### Goal
Pick out each line of the records that includes the string "appears", and copy it.

============================================================

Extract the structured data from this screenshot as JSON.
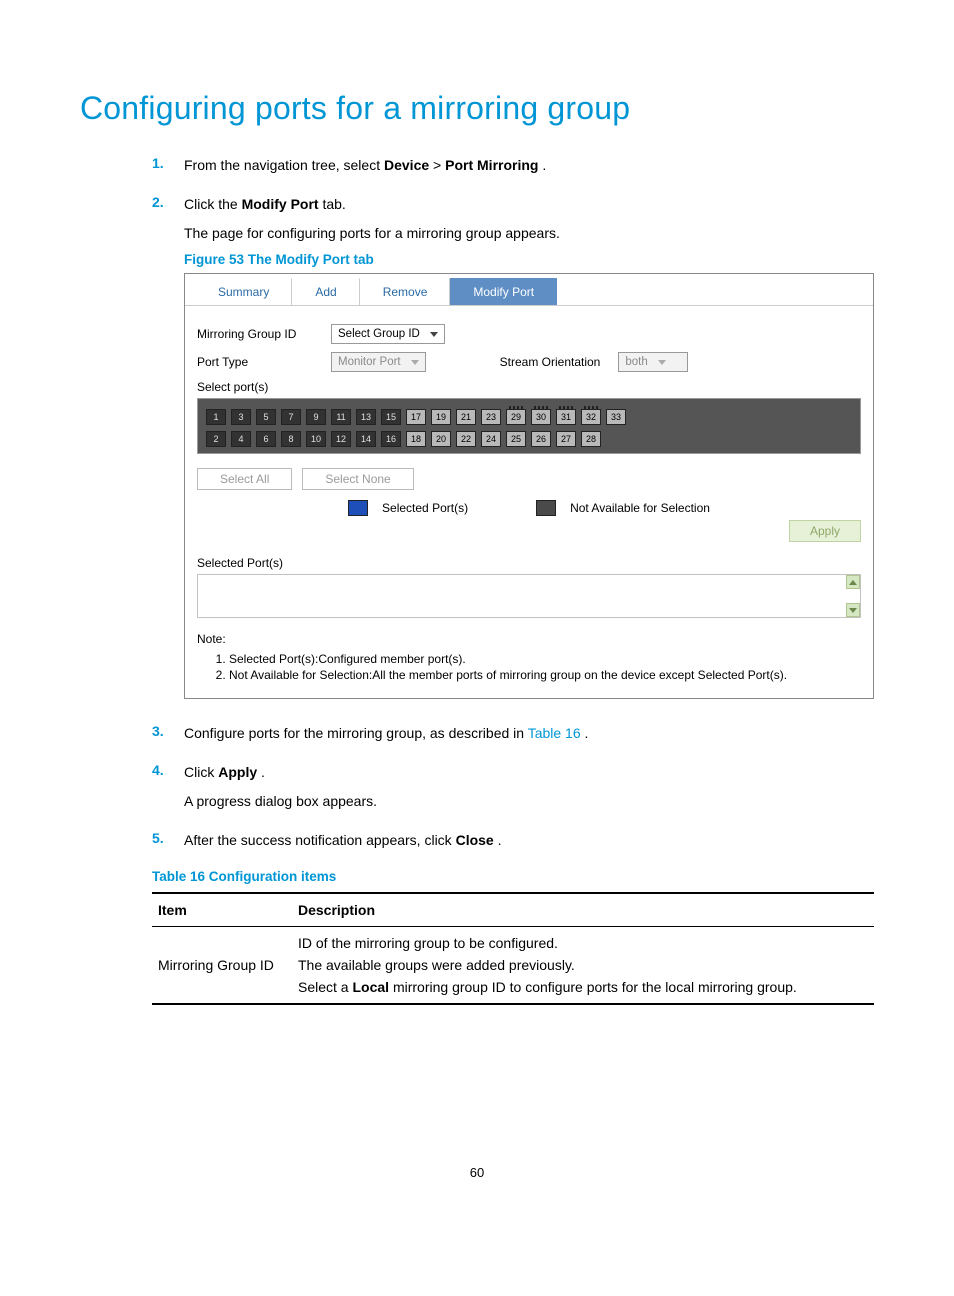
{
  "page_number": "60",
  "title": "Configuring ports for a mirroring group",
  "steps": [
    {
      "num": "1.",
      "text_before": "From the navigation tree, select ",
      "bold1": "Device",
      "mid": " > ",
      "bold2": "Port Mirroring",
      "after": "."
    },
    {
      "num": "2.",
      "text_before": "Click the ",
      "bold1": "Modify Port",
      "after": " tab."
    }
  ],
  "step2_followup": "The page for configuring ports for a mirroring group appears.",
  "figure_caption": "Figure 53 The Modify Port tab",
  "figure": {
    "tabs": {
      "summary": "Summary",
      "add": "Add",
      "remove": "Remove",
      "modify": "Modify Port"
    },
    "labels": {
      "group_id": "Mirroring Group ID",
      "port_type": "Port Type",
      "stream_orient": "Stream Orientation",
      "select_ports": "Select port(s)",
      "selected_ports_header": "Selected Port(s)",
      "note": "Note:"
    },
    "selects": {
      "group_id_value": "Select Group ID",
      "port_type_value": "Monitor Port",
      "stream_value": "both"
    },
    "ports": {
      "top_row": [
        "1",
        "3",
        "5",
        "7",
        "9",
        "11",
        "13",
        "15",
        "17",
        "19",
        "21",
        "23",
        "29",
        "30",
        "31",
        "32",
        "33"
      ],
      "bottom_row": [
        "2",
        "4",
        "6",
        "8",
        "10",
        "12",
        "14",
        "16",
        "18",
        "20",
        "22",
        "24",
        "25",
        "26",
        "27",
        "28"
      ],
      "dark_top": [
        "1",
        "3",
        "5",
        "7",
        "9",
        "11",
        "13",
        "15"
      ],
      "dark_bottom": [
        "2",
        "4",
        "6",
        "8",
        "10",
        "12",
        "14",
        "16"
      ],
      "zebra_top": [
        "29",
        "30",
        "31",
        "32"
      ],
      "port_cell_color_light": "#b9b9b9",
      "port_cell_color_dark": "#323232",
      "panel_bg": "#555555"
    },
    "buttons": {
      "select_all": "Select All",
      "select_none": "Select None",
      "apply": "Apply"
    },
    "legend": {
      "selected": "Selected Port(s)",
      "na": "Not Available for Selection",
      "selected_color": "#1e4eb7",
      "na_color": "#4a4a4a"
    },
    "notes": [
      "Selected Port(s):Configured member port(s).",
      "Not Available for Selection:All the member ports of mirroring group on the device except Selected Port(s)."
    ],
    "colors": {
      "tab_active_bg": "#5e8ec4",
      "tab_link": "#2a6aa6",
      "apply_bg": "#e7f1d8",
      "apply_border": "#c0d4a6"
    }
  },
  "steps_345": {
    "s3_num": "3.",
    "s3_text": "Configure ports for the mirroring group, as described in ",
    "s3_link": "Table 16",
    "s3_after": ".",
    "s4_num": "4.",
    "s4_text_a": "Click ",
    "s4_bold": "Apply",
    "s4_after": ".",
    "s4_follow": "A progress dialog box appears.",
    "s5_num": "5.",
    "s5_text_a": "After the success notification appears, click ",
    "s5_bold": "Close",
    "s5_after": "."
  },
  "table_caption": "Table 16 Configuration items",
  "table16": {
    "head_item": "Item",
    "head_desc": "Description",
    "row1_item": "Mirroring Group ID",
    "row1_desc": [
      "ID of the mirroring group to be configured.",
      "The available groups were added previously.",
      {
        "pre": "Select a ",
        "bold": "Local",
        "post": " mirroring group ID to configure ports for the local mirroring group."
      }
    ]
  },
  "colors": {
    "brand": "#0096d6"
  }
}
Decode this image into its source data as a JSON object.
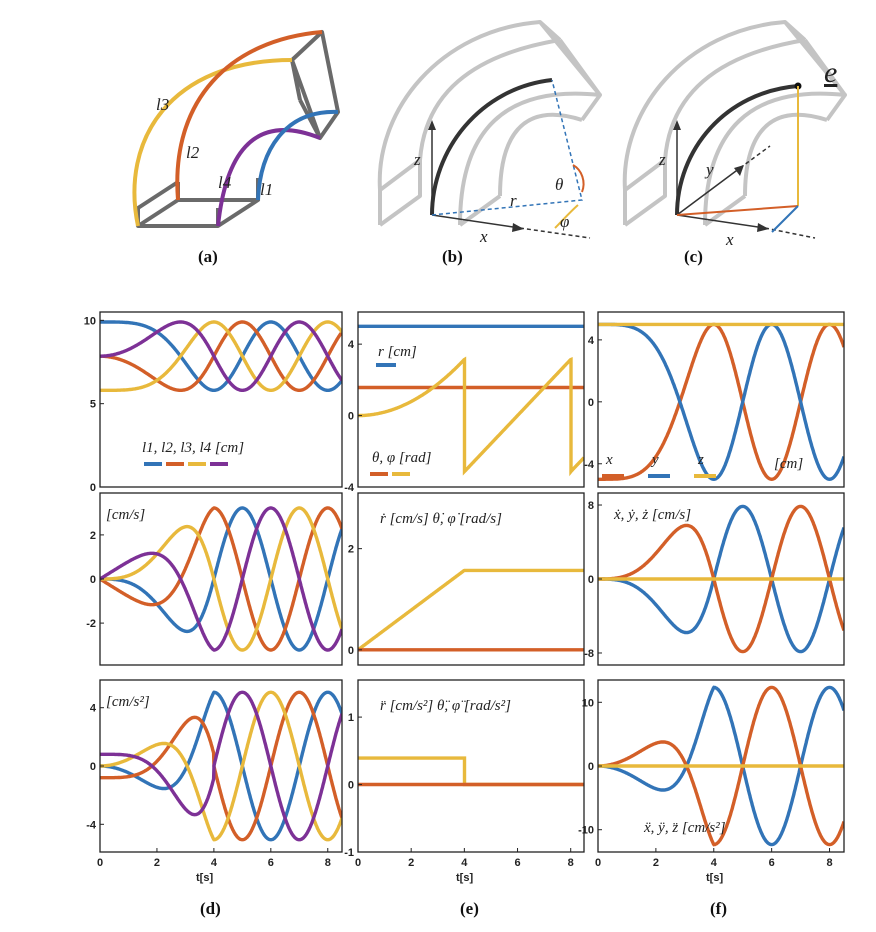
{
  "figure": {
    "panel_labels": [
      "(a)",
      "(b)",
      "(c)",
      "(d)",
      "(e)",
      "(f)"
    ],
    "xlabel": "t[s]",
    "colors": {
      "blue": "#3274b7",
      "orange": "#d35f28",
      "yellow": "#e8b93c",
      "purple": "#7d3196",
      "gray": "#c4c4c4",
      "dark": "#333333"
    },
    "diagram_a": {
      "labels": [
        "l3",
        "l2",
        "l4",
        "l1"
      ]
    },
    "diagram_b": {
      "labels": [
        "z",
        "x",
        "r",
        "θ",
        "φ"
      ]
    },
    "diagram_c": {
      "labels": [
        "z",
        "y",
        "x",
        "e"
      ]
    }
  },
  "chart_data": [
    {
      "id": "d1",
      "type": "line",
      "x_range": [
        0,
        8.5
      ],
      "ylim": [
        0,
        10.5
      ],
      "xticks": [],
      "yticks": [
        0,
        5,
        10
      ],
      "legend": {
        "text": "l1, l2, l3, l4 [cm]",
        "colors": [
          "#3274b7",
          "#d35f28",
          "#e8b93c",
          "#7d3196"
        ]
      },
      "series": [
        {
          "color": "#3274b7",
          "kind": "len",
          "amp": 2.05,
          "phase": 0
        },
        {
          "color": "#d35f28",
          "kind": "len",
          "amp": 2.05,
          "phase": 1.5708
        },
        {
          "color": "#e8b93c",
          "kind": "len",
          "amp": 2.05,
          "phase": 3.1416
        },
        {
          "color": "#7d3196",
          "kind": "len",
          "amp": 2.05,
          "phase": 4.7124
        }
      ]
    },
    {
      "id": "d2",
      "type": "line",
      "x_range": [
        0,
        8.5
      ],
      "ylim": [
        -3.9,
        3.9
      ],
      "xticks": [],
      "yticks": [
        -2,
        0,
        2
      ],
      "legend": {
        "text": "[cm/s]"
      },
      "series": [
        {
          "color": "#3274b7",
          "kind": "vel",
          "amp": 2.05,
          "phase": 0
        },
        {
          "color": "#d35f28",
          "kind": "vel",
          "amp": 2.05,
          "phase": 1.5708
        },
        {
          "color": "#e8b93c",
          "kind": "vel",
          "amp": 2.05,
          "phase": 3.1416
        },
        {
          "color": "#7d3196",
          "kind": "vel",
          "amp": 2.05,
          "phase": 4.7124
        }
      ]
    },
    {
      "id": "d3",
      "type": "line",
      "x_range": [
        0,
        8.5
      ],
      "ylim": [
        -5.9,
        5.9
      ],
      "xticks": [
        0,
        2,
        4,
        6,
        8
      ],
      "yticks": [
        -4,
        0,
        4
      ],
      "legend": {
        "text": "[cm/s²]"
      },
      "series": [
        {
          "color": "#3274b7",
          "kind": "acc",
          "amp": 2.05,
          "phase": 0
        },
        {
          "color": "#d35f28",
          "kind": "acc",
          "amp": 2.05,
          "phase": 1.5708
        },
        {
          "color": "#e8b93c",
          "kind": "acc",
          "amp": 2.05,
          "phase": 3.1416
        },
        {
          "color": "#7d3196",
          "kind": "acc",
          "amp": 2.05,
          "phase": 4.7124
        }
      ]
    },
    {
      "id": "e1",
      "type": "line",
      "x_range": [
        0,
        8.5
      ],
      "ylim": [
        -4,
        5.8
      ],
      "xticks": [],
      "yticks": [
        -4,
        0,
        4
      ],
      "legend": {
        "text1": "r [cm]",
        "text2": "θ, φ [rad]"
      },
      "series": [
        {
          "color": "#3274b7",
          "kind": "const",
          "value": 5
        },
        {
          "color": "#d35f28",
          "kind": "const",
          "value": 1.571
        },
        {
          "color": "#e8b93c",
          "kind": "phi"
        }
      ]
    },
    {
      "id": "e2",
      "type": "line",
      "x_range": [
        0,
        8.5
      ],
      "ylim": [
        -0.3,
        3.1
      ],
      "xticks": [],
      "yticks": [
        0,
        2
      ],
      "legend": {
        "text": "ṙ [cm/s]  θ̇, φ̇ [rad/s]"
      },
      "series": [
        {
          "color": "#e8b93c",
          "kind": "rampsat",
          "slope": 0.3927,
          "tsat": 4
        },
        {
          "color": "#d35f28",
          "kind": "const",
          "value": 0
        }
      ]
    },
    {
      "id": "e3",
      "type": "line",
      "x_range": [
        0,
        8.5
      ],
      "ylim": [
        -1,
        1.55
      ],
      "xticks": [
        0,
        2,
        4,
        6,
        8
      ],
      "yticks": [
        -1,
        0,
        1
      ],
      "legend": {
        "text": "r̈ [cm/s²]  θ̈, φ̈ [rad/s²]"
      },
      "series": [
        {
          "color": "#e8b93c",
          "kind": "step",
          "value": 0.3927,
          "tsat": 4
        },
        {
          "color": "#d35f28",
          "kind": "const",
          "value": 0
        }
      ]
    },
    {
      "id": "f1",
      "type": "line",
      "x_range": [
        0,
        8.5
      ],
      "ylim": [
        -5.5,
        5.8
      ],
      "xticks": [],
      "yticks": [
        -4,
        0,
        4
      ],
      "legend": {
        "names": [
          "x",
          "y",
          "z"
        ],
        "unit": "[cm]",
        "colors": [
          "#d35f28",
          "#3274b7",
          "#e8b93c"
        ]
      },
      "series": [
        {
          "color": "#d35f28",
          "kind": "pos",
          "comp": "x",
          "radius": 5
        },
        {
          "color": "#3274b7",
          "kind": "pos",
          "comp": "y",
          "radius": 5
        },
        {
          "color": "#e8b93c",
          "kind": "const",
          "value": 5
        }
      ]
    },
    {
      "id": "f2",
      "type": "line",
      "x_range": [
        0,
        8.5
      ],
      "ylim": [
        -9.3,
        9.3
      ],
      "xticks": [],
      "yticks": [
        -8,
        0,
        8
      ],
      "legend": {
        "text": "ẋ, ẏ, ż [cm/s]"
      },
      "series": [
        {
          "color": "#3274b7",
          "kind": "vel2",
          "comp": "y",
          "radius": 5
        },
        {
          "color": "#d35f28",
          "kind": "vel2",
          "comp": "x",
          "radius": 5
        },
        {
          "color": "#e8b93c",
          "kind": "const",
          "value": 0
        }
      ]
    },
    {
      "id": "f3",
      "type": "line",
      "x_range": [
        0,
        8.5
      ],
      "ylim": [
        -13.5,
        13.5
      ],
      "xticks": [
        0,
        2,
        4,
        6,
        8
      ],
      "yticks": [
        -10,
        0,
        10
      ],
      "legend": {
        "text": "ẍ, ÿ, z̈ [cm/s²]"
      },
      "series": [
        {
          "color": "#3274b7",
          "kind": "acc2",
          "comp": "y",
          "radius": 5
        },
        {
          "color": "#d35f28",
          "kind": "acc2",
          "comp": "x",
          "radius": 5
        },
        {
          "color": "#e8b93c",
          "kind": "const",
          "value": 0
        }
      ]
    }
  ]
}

============================================================

### Result of this exercise
  "step2_followup": "The page for configuring ports for a mirroring group appears.",
    "s4_follow": "A progress dialog box appears.",
    "s5_text_a": "After the success notification appears, click ",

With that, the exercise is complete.